• WORK TO COMPLETE
All the data should come back exactly as it was given.

(Raw records)
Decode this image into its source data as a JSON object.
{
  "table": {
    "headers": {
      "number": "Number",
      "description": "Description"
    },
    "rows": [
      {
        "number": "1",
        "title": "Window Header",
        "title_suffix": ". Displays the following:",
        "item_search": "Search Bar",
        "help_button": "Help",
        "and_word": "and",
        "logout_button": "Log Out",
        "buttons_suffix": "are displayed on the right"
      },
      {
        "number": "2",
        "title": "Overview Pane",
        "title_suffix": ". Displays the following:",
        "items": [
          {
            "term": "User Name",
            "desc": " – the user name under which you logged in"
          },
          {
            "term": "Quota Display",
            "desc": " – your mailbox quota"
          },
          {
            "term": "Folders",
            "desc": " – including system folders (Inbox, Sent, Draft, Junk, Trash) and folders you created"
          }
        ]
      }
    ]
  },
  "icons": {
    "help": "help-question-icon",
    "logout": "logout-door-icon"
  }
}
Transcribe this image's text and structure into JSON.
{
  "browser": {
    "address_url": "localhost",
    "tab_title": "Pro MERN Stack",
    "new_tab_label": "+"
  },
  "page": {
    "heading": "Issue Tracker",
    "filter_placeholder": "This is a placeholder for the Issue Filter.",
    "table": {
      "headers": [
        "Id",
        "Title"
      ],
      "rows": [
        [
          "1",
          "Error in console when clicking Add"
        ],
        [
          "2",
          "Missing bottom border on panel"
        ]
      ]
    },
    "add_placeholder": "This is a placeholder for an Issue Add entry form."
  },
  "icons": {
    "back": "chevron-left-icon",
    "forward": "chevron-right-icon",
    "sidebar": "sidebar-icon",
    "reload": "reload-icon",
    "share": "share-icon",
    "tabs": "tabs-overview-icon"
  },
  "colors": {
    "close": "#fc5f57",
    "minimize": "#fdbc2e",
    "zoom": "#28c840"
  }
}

• EXPECTED ANSWER
Decode this image into its source data as a JSON object.
{
  "table": {
    "headers": {
      "number": "Number",
      "description": "Description"
    },
    "rows": [
      {
        "number": "1",
        "title": "Window Header",
        "title_suffix": ". Displays the following:",
        "item_search": "Search Bar",
        "help_button": "Help",
        "and_word": "and",
        "logout_button": "Log Out",
        "buttons_suffix": "are displayed on the right"
      },
      {
        "number": "2",
        "title": "Overview Pane",
        "title_suffix": ". Displays the following:",
        "items": [
          {
            "term": "User Name",
            "desc": " – the user name under which you logged in"
          },
          {
            "term": "Quota Display",
            "desc": " – your mailbox quota"
          },
          {
            "term": "Folders",
            "desc": " – including system folders (Inbox, Sent, Draft, Junk, Trash) and folders you created"
          }
        ]
      }
    ]
  },
  "icons": {
    "help": "help-question-icon",
    "logout": "logout-door-icon"
  }
}
Transcribe this image's text and structure into JSON.
{
  "browser": {
    "address_url": "localhost",
    "tab_title": "Pro MERN Stack",
    "new_tab_label": "+"
  },
  "page": {
    "heading": "Issue Tracker",
    "filter_placeholder": "This is a placeholder for the Issue Filter.",
    "table": {
      "headers": [
        "Id",
        "Title"
      ],
      "rows": [
        [
          "1",
          "Error in console when clicking Add"
        ],
        [
          "2",
          "Missing bottom border on panel"
        ]
      ]
    },
    "add_placeholder": "This is a placeholder for an Issue Add entry form."
  },
  "icons": {
    "back": "chevron-left-icon",
    "forward": "chevron-right-icon",
    "sidebar": "sidebar-icon",
    "reload": "reload-icon",
    "share": "share-icon",
    "tabs": "tabs-overview-icon"
  },
  "colors": {
    "close": "#fc5f57",
    "minimize": "#fdbc2e",
    "zoom": "#28c840"
  }
}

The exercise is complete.